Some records
------------------------------------

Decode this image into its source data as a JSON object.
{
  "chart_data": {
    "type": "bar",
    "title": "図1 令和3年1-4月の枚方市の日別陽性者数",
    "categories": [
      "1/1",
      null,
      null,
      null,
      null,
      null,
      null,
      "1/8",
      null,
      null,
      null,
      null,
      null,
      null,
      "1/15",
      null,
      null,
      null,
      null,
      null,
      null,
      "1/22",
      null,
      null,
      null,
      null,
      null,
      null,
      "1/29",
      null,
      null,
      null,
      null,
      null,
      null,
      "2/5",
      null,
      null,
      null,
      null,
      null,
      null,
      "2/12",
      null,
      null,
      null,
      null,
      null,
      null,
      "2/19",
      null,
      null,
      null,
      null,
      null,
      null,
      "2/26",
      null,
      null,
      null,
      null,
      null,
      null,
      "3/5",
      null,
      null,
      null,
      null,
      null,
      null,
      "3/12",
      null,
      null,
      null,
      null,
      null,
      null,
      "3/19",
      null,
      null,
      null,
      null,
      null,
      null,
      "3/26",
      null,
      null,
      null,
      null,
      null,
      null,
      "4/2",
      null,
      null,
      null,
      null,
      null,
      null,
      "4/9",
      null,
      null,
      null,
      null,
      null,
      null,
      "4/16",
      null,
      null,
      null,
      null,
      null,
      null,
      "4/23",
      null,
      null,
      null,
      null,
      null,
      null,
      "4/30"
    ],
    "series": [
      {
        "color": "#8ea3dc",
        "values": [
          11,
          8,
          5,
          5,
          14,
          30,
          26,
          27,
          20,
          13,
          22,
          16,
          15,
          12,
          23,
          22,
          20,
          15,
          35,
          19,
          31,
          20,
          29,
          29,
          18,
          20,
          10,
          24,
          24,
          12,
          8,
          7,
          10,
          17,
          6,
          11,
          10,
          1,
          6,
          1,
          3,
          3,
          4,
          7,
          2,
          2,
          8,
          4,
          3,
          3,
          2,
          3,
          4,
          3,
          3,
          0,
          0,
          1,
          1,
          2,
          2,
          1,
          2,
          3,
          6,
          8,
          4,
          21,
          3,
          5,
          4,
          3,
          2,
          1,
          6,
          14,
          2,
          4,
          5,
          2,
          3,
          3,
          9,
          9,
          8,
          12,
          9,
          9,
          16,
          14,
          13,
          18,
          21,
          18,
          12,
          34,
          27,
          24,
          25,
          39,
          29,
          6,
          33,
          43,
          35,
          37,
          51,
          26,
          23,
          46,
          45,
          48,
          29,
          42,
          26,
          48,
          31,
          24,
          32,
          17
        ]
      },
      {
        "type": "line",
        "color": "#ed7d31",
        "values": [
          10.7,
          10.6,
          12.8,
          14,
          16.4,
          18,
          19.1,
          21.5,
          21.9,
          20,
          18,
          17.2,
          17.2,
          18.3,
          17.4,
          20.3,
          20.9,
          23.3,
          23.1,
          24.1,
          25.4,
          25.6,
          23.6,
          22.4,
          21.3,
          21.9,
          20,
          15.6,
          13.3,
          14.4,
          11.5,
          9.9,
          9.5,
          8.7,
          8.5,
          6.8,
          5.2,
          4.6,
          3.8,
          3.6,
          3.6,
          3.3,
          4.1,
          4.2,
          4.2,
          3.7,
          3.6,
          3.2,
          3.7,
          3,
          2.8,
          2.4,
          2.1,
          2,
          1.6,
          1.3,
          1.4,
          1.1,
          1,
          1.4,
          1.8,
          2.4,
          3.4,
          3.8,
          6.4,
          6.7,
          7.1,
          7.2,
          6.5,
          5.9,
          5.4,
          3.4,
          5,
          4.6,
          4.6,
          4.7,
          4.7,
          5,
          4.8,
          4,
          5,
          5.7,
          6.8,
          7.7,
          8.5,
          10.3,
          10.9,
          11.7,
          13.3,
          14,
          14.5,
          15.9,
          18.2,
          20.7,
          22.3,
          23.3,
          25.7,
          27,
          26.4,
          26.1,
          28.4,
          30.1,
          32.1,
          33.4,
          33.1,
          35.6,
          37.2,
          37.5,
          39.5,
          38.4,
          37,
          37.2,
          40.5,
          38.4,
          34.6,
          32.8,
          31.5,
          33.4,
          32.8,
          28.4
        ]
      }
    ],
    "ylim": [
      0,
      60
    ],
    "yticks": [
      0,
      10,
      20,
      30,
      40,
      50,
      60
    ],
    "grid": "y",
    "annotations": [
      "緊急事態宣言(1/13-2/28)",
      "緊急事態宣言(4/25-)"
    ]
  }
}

------------------------------------

__OBJECTIVE__: Return each entry from above without altering a single character.

__TASK ANSWER__:
Decode this image into its source data as a JSON object.
{
  "chart_data": {
    "type": "bar",
    "title": "図1 令和3年1-4月の枚方市の日別陽性者数",
    "categories": [
      "1/1",
      null,
      null,
      null,
      null,
      null,
      null,
      "1/8",
      null,
      null,
      null,
      null,
      null,
      null,
      "1/15",
      null,
      null,
      null,
      null,
      null,
      null,
      "1/22",
      null,
      null,
      null,
      null,
      null,
      null,
      "1/29",
      null,
      null,
      null,
      null,
      null,
      null,
      "2/5",
      null,
      null,
      null,
      null,
      null,
      null,
      "2/12",
      null,
      null,
      null,
      null,
      null,
      null,
      "2/19",
      null,
      null,
      null,
      null,
      null,
      null,
      "2/26",
      null,
      null,
      null,
      null,
      null,
      null,
      "3/5",
      null,
      null,
      null,
      null,
      null,
      null,
      "3/12",
      null,
      null,
      null,
      null,
      null,
      null,
      "3/19",
      null,
      null,
      null,
      null,
      null,
      null,
      "3/26",
      null,
      null,
      null,
      null,
      null,
      null,
      "4/2",
      null,
      null,
      null,
      null,
      null,
      null,
      "4/9",
      null,
      null,
      null,
      null,
      null,
      null,
      "4/16",
      null,
      null,
      null,
      null,
      null,
      null,
      "4/23",
      null,
      null,
      null,
      null,
      null,
      null,
      "4/30"
    ],
    "series": [
      {
        "color": "#8ea3dc",
        "values": [
          11,
          8,
          5,
          5,
          14,
          30,
          26,
          27,
          20,
          13,
          22,
          16,
          15,
          12,
          23,
          22,
          20,
          15,
          35,
          19,
          31,
          20,
          29,
          29,
          18,
          20,
          10,
          24,
          24,
          12,
          8,
          7,
          10,
          17,
          6,
          11,
          10,
          1,
          6,
          1,
          3,
          3,
          4,
          7,
          2,
          2,
          8,
          4,
          3,
          3,
          2,
          3,
          4,
          3,
          3,
          0,
          0,
          1,
          1,
          2,
          2,
          1,
          2,
          3,
          6,
          8,
          4,
          21,
          3,
          5,
          4,
          3,
          2,
          1,
          6,
          14,
          2,
          4,
          5,
          2,
          3,
          3,
          9,
          9,
          8,
          12,
          9,
          9,
          16,
          14,
          13,
          18,
          21,
          18,
          12,
          34,
          27,
          24,
          25,
          39,
          29,
          6,
          33,
          43,
          35,
          37,
          51,
          26,
          23,
          46,
          45,
          48,
          29,
          42,
          26,
          48,
          31,
          24,
          32,
          17
        ]
      },
      {
        "type": "line",
        "color": "#ed7d31",
        "values": [
          10.7,
          10.6,
          12.8,
          14,
          16.4,
          18,
          19.1,
          21.5,
          21.9,
          20,
          18,
          17.2,
          17.2,
          18.3,
          17.4,
          20.3,
          20.9,
          23.3,
          23.1,
          24.1,
          25.4,
          25.6,
          23.6,
          22.4,
          21.3,
          21.9,
          20,
          15.6,
          13.3,
          14.4,
          11.5,
          9.9,
          9.5,
          8.7,
          8.5,
          6.8,
          5.2,
          4.6,
          3.8,
          3.6,
          3.6,
          3.3,
          4.1,
          4.2,
          4.2,
          3.7,
          3.6,
          3.2,
          3.7,
          3,
          2.8,
          2.4,
          2.1,
          2,
          1.6,
          1.3,
          1.4,
          1.1,
          1,
          1.4,
          1.8,
          2.4,
          3.4,
          3.8,
          6.4,
          6.7,
          7.1,
          7.2,
          6.5,
          5.9,
          5.4,
          3.4,
          5,
          4.6,
          4.6,
          4.7,
          4.7,
          5,
          4.8,
          4,
          5,
          5.7,
          6.8,
          7.7,
          8.5,
          10.3,
          10.9,
          11.7,
          13.3,
          14,
          14.5,
          15.9,
          18.2,
          20.7,
          22.3,
          23.3,
          25.7,
          27,
          26.4,
          26.1,
          28.4,
          30.1,
          32.1,
          33.4,
          33.1,
          35.6,
          37.2,
          37.5,
          39.5,
          38.4,
          37,
          37.2,
          40.5,
          38.4,
          34.6,
          32.8,
          31.5,
          33.4,
          32.8,
          28.4
        ]
      }
    ],
    "ylim": [
      0,
      60
    ],
    "yticks": [
      0,
      10,
      20,
      30,
      40,
      50,
      60
    ],
    "grid": "y",
    "annotations": [
      "緊急事態宣言(1/13-2/28)",
      "緊急事態宣言(4/25-)"
    ]
  }
}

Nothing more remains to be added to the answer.